Chart and figure data

◆ ◆ ◆ ◆ ◆ ◆ ◆

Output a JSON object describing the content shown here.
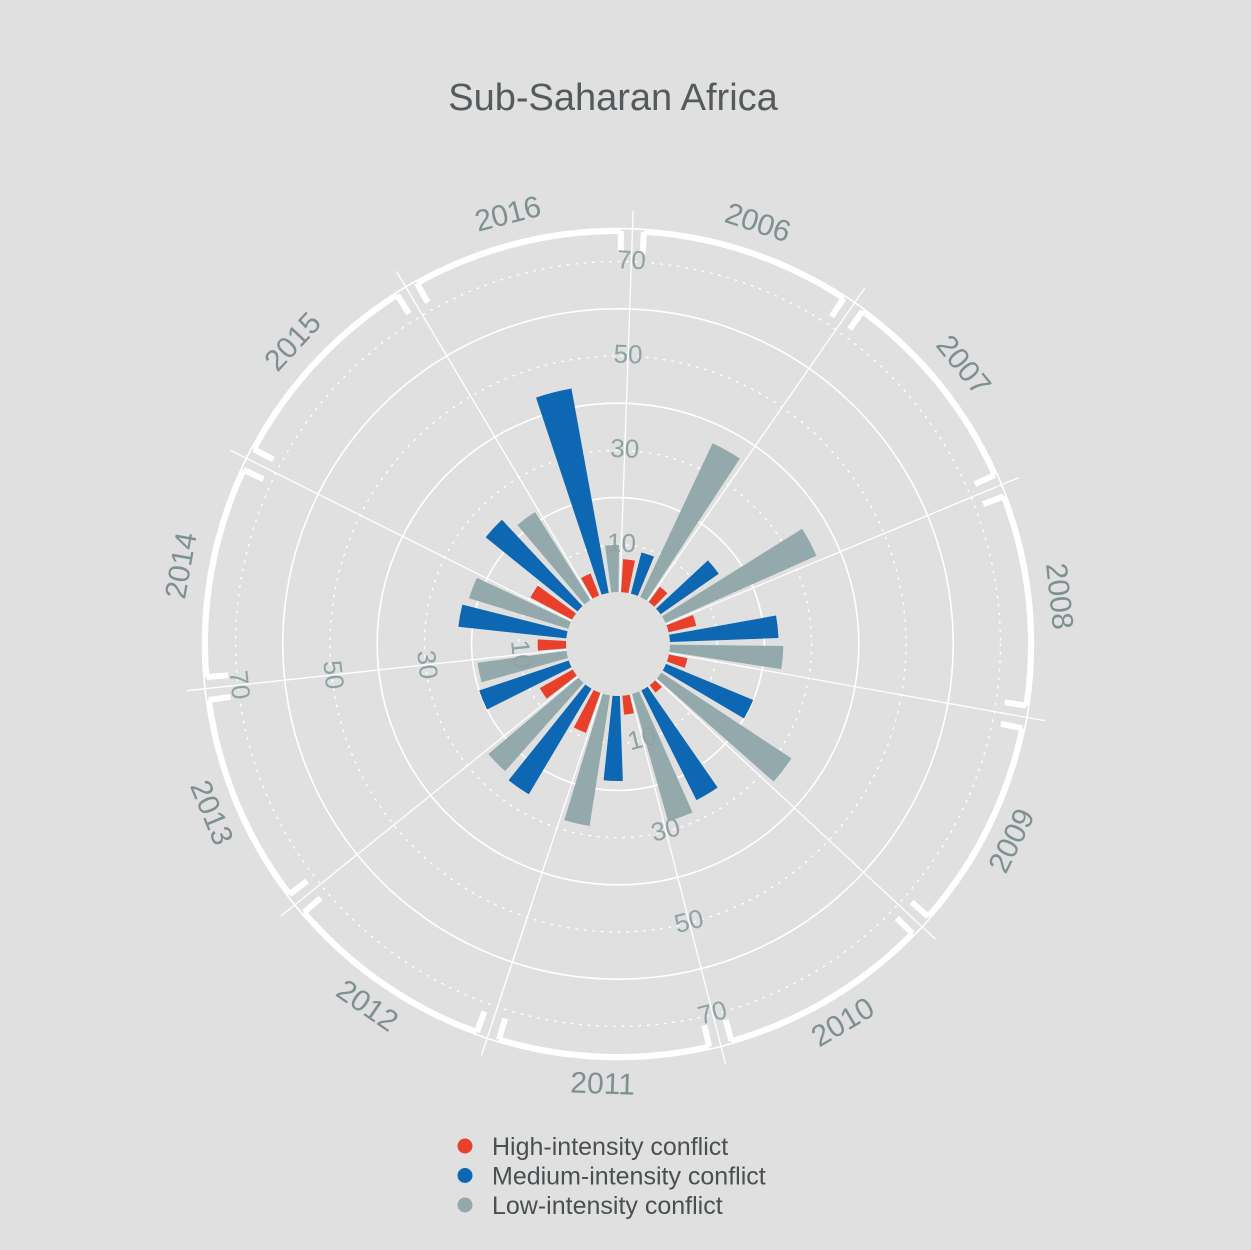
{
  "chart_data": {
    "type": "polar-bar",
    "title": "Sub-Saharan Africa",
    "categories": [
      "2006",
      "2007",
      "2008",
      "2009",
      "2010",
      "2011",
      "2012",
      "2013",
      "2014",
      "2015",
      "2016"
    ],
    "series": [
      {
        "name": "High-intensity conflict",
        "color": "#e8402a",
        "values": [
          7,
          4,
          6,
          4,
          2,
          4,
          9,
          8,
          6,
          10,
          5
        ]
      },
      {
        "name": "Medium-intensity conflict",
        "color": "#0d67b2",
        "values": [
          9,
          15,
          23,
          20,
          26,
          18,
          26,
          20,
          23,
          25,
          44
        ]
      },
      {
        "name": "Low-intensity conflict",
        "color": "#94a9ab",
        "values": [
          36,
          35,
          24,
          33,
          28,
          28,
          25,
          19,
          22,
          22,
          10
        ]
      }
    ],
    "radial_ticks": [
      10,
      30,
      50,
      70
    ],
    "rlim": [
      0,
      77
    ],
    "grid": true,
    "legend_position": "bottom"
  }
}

◆ ◆ ◆ ◆ ◆ ◆ ◆

> _Exercise instructions_: Collect, from the material above, every line containing the word "conflict".

> _Worked answer_:
        "name": "High-intensity conflict",
        "name": "Medium-intensity conflict",
        "name": "Low-intensity conflict",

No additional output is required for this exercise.